• The task:
Extract all data as written.

• Entries shown:
## START

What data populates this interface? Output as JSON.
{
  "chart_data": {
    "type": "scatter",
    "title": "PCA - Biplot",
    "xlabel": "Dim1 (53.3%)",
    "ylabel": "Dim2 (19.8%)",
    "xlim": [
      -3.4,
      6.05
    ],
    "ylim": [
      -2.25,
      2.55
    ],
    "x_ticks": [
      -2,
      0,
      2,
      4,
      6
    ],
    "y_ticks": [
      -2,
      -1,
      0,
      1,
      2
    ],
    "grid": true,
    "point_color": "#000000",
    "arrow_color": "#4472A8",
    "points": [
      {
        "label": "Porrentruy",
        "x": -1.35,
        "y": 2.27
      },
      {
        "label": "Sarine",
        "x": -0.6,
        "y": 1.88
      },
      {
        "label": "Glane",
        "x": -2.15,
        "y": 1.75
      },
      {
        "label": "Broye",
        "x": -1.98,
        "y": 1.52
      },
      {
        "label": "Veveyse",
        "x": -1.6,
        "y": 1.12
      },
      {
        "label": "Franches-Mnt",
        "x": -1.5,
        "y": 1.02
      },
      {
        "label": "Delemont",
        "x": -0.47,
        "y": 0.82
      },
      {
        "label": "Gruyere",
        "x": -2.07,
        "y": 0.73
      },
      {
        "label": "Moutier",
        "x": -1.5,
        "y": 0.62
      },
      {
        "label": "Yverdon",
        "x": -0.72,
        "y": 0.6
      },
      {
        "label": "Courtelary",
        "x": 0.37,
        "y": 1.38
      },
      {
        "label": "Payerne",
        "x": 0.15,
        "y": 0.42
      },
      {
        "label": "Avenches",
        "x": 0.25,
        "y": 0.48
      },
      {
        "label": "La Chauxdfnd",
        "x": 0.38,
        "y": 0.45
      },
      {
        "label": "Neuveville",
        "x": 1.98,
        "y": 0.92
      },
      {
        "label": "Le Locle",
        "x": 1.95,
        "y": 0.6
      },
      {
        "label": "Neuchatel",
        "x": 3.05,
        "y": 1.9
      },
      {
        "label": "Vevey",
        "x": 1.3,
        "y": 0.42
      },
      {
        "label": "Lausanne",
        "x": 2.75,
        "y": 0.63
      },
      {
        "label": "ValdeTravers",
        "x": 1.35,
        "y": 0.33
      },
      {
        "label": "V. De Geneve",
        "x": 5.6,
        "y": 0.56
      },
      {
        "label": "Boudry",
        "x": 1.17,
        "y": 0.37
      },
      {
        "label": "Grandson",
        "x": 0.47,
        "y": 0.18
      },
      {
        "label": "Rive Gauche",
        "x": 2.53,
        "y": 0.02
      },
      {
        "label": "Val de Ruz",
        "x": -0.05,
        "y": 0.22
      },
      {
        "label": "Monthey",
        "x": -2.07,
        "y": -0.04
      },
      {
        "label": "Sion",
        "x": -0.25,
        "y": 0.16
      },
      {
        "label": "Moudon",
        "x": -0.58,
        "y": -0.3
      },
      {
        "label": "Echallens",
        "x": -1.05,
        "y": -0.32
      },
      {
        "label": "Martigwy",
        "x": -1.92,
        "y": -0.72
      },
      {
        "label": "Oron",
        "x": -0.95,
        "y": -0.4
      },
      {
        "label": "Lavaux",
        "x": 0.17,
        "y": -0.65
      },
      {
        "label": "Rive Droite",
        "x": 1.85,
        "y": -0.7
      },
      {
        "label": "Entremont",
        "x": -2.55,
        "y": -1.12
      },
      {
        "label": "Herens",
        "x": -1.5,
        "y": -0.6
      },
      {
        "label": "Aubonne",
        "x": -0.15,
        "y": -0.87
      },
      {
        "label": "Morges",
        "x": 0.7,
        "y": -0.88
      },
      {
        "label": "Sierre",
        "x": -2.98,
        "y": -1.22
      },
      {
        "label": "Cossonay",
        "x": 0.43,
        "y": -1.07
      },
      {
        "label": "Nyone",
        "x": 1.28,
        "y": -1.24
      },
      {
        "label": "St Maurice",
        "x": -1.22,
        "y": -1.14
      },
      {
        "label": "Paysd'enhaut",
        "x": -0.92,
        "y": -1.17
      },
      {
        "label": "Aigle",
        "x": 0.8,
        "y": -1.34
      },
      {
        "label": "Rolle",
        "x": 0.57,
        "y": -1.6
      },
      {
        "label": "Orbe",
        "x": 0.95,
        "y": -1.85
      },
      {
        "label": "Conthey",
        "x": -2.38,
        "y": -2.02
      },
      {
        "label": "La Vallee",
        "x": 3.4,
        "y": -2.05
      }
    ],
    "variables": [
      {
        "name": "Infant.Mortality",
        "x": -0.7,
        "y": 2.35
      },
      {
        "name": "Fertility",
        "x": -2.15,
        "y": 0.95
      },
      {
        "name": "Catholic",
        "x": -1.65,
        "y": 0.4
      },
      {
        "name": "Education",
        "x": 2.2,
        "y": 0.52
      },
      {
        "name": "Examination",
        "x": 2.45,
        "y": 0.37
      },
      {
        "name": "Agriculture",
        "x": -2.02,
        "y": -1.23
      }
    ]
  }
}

## END

• Answer to this problem:
What data populates this interface? Output as JSON.
{
  "chart_data": {
    "type": "scatter",
    "title": "PCA - Biplot",
    "xlabel": "Dim1 (53.3%)",
    "ylabel": "Dim2 (19.8%)",
    "xlim": [
      -3.4,
      6.05
    ],
    "ylim": [
      -2.25,
      2.55
    ],
    "x_ticks": [
      -2,
      0,
      2,
      4,
      6
    ],
    "y_ticks": [
      -2,
      -1,
      0,
      1,
      2
    ],
    "grid": true,
    "point_color": "#000000",
    "arrow_color": "#4472A8",
    "points": [
      {
        "label": "Porrentruy",
        "x": -1.35,
        "y": 2.27
      },
      {
        "label": "Sarine",
        "x": -0.6,
        "y": 1.88
      },
      {
        "label": "Glane",
        "x": -2.15,
        "y": 1.75
      },
      {
        "label": "Broye",
        "x": -1.98,
        "y": 1.52
      },
      {
        "label": "Veveyse",
        "x": -1.6,
        "y": 1.12
      },
      {
        "label": "Franches-Mnt",
        "x": -1.5,
        "y": 1.02
      },
      {
        "label": "Delemont",
        "x": -0.47,
        "y": 0.82
      },
      {
        "label": "Gruyere",
        "x": -2.07,
        "y": 0.73
      },
      {
        "label": "Moutier",
        "x": -1.5,
        "y": 0.62
      },
      {
        "label": "Yverdon",
        "x": -0.72,
        "y": 0.6
      },
      {
        "label": "Courtelary",
        "x": 0.37,
        "y": 1.38
      },
      {
        "label": "Payerne",
        "x": 0.15,
        "y": 0.42
      },
      {
        "label": "Avenches",
        "x": 0.25,
        "y": 0.48
      },
      {
        "label": "La Chauxdfnd",
        "x": 0.38,
        "y": 0.45
      },
      {
        "label": "Neuveville",
        "x": 1.98,
        "y": 0.92
      },
      {
        "label": "Le Locle",
        "x": 1.95,
        "y": 0.6
      },
      {
        "label": "Neuchatel",
        "x": 3.05,
        "y": 1.9
      },
      {
        "label": "Vevey",
        "x": 1.3,
        "y": 0.42
      },
      {
        "label": "Lausanne",
        "x": 2.75,
        "y": 0.63
      },
      {
        "label": "ValdeTravers",
        "x": 1.35,
        "y": 0.33
      },
      {
        "label": "V. De Geneve",
        "x": 5.6,
        "y": 0.56
      },
      {
        "label": "Boudry",
        "x": 1.17,
        "y": 0.37
      },
      {
        "label": "Grandson",
        "x": 0.47,
        "y": 0.18
      },
      {
        "label": "Rive Gauche",
        "x": 2.53,
        "y": 0.02
      },
      {
        "label": "Val de Ruz",
        "x": -0.05,
        "y": 0.22
      },
      {
        "label": "Monthey",
        "x": -2.07,
        "y": -0.04
      },
      {
        "label": "Sion",
        "x": -0.25,
        "y": 0.16
      },
      {
        "label": "Moudon",
        "x": -0.58,
        "y": -0.3
      },
      {
        "label": "Echallens",
        "x": -1.05,
        "y": -0.32
      },
      {
        "label": "Martigwy",
        "x": -1.92,
        "y": -0.72
      },
      {
        "label": "Oron",
        "x": -0.95,
        "y": -0.4
      },
      {
        "label": "Lavaux",
        "x": 0.17,
        "y": -0.65
      },
      {
        "label": "Rive Droite",
        "x": 1.85,
        "y": -0.7
      },
      {
        "label": "Entremont",
        "x": -2.55,
        "y": -1.12
      },
      {
        "label": "Herens",
        "x": -1.5,
        "y": -0.6
      },
      {
        "label": "Aubonne",
        "x": -0.15,
        "y": -0.87
      },
      {
        "label": "Morges",
        "x": 0.7,
        "y": -0.88
      },
      {
        "label": "Sierre",
        "x": -2.98,
        "y": -1.22
      },
      {
        "label": "Cossonay",
        "x": 0.43,
        "y": -1.07
      },
      {
        "label": "Nyone",
        "x": 1.28,
        "y": -1.24
      },
      {
        "label": "St Maurice",
        "x": -1.22,
        "y": -1.14
      },
      {
        "label": "Paysd'enhaut",
        "x": -0.92,
        "y": -1.17
      },
      {
        "label": "Aigle",
        "x": 0.8,
        "y": -1.34
      },
      {
        "label": "Rolle",
        "x": 0.57,
        "y": -1.6
      },
      {
        "label": "Orbe",
        "x": 0.95,
        "y": -1.85
      },
      {
        "label": "Conthey",
        "x": -2.38,
        "y": -2.02
      },
      {
        "label": "La Vallee",
        "x": 3.4,
        "y": -2.05
      }
    ],
    "variables": [
      {
        "name": "Infant.Mortality",
        "x": -0.7,
        "y": 2.35
      },
      {
        "name": "Fertility",
        "x": -2.15,
        "y": 0.95
      },
      {
        "name": "Catholic",
        "x": -1.65,
        "y": 0.4
      },
      {
        "name": "Education",
        "x": 2.2,
        "y": 0.52
      },
      {
        "name": "Examination",
        "x": 2.45,
        "y": 0.37
      },
      {
        "name": "Agriculture",
        "x": -2.02,
        "y": -1.23
      }
    ]
  }
}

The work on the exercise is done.